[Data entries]
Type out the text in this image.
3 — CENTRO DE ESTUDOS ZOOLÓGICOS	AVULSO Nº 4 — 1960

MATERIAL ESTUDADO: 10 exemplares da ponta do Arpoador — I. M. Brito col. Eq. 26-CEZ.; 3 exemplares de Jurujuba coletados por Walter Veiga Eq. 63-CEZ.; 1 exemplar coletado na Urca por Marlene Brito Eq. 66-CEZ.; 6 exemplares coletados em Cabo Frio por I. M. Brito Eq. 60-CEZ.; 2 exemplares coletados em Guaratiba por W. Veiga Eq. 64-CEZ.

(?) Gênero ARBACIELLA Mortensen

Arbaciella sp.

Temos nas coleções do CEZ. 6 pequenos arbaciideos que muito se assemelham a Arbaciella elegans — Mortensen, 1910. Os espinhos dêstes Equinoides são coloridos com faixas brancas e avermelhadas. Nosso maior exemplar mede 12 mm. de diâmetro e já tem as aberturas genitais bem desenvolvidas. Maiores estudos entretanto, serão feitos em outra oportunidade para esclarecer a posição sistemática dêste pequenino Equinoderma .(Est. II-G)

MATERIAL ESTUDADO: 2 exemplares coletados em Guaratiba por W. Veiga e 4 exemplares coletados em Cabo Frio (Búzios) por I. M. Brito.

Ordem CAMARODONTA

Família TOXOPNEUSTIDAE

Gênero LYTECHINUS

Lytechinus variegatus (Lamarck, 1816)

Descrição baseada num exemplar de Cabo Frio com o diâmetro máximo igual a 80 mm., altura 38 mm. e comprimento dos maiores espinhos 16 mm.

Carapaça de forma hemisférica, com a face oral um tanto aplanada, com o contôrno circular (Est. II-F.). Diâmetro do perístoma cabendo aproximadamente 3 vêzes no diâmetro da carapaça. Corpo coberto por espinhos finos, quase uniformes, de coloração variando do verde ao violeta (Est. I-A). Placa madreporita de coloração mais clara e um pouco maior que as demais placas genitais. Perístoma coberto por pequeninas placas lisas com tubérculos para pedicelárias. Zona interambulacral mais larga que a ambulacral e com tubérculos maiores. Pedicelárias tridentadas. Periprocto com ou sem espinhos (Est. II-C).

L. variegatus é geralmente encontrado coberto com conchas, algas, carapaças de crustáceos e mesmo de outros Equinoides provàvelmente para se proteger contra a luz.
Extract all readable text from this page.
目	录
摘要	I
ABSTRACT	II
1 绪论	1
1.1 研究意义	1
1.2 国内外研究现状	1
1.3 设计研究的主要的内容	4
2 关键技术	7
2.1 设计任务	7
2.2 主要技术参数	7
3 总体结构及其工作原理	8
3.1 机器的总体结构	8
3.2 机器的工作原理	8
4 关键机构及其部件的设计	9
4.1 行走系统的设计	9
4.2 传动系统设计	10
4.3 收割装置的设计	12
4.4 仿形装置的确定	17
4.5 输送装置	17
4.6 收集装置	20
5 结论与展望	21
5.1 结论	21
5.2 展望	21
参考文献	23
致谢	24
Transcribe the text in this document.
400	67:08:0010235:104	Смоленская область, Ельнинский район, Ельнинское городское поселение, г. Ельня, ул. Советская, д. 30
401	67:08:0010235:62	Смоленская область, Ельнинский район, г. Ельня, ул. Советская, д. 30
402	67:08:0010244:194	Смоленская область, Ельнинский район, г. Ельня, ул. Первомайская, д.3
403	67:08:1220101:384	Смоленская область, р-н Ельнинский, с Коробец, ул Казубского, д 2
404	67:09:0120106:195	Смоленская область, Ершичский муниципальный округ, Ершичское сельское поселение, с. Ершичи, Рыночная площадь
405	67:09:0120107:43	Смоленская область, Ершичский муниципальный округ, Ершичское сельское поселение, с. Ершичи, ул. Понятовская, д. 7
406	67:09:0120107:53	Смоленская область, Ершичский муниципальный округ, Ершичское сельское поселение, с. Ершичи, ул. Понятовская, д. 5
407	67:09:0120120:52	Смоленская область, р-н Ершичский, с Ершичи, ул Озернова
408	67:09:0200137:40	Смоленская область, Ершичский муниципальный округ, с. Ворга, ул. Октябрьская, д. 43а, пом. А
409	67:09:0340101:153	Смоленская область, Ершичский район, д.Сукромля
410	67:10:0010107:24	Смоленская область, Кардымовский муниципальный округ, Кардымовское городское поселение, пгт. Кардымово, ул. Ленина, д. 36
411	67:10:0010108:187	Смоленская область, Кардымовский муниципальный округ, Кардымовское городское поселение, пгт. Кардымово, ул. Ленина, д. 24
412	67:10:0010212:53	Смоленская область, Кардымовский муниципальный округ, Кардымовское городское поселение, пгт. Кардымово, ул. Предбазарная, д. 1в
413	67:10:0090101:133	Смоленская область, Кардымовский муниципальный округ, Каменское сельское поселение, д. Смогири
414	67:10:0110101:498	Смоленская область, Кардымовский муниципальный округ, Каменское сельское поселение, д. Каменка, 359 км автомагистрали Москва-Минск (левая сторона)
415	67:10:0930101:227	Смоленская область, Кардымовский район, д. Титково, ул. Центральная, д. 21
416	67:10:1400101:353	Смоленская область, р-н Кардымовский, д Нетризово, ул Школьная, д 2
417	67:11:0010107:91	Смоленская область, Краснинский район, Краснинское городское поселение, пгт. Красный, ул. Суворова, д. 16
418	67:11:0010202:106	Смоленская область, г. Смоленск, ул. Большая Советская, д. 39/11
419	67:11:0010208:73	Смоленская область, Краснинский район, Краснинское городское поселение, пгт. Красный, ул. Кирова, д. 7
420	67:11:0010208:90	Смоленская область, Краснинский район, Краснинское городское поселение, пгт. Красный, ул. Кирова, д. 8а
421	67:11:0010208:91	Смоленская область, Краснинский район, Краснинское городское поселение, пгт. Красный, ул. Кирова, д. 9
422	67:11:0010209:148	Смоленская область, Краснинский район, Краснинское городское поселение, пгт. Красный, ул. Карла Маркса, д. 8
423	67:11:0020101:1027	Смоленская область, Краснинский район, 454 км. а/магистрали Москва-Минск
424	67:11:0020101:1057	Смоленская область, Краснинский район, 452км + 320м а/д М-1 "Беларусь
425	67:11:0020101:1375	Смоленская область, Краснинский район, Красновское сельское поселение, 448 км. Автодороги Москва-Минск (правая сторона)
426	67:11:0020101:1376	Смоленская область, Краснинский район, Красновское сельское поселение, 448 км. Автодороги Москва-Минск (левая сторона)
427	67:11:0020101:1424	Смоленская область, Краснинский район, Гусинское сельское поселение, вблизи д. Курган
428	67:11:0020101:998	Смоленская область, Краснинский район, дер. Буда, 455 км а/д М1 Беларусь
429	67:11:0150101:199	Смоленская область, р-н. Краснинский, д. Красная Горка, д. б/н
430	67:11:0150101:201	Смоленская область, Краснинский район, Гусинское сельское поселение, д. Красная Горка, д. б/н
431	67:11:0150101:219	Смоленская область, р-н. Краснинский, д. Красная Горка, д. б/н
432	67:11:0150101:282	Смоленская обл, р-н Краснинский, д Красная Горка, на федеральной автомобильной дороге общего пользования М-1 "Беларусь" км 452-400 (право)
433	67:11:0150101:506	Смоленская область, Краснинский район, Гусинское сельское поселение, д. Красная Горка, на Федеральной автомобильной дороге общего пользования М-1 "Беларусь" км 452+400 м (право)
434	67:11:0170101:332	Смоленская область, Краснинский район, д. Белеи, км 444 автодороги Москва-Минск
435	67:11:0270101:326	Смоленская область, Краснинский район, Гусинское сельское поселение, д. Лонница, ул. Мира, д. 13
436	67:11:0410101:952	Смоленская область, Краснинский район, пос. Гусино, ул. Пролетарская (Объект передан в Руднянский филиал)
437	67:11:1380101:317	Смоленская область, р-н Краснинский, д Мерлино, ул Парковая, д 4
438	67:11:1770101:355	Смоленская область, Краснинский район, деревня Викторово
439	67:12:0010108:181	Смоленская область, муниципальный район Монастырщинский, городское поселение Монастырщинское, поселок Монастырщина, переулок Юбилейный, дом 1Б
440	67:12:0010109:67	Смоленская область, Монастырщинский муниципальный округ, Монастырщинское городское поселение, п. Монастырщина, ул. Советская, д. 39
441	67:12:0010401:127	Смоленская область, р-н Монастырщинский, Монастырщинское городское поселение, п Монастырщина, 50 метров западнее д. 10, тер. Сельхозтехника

> [What the task requires]
How many of the lines above include the word "exemplares"? Respond with the number alone.

> [Final result]
2